Task statement:
Return the number of lines holding "JSON", with nothing added.

Supplied data:
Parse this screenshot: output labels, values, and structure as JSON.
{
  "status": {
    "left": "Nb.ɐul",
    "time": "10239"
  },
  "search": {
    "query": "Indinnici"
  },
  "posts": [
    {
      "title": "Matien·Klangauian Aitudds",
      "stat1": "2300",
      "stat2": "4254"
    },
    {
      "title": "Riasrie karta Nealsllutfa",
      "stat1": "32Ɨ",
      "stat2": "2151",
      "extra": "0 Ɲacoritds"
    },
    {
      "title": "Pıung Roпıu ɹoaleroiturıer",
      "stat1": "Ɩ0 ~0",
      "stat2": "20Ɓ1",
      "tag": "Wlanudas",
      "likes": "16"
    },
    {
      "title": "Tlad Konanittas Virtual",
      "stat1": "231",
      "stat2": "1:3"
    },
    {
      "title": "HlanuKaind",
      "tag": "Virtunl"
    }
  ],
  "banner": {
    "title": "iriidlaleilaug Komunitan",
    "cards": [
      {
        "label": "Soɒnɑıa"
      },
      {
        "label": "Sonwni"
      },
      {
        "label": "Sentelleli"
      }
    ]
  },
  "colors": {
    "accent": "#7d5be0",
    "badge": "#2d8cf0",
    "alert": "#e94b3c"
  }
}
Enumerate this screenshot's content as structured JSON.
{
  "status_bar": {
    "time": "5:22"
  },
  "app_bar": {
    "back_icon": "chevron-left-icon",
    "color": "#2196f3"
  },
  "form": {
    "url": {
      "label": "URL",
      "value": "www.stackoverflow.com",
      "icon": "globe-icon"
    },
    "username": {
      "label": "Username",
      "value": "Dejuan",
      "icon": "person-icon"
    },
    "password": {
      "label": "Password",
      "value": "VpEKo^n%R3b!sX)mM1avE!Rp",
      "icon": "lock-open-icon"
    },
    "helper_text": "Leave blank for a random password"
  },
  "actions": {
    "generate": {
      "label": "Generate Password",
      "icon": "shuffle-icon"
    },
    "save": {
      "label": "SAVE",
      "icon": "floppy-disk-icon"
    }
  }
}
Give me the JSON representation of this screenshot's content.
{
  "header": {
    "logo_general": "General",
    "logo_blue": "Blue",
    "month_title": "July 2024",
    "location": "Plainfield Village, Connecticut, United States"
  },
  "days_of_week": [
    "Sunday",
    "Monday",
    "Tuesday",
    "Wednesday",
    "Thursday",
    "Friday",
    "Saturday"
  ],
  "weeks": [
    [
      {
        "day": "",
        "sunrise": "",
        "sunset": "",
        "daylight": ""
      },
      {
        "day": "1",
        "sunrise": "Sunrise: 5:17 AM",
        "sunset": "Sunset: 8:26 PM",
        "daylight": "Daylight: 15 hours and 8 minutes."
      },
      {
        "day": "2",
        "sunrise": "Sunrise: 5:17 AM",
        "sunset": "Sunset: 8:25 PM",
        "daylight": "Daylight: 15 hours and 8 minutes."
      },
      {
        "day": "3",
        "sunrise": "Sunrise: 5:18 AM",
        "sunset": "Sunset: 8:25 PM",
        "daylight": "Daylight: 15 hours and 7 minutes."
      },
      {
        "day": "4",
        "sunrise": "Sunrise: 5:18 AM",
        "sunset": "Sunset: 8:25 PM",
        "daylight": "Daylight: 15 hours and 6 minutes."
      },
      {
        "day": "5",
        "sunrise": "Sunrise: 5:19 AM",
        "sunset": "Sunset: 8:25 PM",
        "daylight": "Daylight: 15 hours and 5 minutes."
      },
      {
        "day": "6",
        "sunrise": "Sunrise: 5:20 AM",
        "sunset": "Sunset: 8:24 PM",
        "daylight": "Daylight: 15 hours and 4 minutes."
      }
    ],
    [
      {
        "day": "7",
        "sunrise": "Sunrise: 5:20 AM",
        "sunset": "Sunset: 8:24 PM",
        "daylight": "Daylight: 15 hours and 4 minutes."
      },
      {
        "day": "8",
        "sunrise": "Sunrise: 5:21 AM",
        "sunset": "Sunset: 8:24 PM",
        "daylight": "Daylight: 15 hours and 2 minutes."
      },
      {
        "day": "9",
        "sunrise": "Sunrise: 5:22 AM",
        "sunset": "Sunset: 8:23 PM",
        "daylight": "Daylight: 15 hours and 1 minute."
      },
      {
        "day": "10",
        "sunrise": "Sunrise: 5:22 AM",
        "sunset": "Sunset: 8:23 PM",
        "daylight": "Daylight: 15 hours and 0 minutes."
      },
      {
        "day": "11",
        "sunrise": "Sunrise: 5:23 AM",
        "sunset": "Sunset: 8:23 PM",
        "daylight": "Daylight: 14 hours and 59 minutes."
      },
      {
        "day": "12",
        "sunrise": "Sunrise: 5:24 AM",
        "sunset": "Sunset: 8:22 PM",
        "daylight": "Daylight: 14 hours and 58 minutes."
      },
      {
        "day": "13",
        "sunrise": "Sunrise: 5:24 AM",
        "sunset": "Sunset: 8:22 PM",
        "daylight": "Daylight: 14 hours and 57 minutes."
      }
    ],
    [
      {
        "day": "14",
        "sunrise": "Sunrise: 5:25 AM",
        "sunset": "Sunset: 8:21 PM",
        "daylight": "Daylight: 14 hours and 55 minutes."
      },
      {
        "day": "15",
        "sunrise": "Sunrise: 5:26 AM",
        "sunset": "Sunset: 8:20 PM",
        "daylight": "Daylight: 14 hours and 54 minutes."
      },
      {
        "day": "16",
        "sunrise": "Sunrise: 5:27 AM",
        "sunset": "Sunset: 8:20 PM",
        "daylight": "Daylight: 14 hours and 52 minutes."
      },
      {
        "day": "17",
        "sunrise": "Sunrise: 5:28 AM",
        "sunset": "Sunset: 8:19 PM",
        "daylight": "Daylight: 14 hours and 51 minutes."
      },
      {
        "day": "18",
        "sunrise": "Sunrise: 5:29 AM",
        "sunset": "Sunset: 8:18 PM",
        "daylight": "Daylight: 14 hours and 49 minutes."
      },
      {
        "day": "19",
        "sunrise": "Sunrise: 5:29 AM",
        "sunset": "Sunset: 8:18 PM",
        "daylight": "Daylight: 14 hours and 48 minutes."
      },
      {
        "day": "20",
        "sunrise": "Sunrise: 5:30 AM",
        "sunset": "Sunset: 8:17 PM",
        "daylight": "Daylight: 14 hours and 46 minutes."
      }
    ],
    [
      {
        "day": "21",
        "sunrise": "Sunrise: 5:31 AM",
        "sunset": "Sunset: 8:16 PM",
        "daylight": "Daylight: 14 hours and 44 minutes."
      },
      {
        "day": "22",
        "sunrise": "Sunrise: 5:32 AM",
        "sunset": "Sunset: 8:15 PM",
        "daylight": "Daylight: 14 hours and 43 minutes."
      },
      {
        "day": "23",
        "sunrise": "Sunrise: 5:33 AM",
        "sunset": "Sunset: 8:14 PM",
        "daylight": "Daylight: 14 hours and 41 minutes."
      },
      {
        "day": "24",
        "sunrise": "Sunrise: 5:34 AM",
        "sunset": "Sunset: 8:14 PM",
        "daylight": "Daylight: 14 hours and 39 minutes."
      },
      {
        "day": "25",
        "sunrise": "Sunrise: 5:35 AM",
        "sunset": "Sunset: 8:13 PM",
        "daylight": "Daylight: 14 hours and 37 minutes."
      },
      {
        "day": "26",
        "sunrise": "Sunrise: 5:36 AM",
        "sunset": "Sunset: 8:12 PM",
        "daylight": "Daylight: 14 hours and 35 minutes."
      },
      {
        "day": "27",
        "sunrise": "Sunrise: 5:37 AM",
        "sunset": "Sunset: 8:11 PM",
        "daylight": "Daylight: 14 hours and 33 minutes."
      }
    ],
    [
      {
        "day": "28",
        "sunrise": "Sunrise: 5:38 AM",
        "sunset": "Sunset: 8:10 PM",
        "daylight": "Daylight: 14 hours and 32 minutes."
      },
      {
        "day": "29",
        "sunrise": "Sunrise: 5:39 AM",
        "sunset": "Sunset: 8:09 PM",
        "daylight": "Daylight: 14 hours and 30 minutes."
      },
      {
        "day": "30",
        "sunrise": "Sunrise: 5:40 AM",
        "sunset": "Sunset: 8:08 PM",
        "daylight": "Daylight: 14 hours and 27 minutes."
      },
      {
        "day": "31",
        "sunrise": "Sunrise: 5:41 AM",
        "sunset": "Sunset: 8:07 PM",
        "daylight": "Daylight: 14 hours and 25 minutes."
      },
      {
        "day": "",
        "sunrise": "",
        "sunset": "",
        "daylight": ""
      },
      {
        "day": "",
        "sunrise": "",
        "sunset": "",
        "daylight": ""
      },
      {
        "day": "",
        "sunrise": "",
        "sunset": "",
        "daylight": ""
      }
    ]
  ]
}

Response:
3